» **What to work on**
Identify each line below containing the string "title" and copy it.

» **Material for this task**
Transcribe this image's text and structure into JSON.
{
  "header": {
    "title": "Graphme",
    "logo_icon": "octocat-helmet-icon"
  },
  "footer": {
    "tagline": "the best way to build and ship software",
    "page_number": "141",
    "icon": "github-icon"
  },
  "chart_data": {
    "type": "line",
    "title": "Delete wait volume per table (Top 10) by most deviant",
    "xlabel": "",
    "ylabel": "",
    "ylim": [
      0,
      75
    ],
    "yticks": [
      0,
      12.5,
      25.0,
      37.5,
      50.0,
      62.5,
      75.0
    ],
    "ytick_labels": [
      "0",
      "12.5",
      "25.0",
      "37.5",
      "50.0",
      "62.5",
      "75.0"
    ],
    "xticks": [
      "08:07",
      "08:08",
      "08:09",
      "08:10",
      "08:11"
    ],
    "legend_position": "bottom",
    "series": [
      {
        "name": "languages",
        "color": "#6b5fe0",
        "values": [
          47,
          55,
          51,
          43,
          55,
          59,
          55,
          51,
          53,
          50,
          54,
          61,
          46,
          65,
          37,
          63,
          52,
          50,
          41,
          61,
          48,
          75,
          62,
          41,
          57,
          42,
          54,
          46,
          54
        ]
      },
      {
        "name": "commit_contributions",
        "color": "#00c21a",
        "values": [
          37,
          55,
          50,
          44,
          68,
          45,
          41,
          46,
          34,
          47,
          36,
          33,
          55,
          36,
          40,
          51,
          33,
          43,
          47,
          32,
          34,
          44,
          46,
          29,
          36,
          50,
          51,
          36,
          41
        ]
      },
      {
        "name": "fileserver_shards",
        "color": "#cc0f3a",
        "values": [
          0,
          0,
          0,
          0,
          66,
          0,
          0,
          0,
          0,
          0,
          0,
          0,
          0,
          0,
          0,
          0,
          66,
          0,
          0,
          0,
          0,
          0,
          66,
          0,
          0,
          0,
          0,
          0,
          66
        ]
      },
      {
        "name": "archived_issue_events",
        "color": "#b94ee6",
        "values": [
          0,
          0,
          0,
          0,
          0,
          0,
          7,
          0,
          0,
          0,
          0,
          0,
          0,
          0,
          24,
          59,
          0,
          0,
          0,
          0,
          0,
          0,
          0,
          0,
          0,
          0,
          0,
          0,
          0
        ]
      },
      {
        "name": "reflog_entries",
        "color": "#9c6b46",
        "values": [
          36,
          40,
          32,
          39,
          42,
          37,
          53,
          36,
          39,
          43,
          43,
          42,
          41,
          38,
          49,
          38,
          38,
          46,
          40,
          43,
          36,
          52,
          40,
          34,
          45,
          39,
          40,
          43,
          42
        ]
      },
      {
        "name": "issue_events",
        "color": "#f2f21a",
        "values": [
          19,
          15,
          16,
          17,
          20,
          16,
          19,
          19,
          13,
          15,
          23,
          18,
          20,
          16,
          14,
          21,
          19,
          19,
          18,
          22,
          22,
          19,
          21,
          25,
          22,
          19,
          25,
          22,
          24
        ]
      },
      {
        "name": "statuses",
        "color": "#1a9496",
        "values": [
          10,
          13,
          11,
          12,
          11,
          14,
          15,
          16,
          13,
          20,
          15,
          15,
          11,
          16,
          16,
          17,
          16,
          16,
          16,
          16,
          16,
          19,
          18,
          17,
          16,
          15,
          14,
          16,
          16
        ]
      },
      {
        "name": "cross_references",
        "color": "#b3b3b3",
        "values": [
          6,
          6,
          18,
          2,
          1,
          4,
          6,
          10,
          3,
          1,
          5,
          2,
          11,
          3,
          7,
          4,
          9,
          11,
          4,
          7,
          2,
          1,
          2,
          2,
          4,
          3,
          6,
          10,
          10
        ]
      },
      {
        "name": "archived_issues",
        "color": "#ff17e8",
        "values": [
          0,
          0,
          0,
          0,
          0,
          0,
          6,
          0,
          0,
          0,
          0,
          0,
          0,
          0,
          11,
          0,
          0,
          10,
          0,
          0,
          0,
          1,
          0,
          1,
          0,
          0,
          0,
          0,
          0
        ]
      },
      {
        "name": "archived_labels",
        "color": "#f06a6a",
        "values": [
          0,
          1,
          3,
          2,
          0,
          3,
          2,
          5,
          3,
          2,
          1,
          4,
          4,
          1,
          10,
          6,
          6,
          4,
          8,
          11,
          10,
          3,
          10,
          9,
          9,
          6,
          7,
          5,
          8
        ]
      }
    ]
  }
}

» **The result**
    "title": "Graphme",
    "title": "Delete wait volume per table (Top 10) by most deviant",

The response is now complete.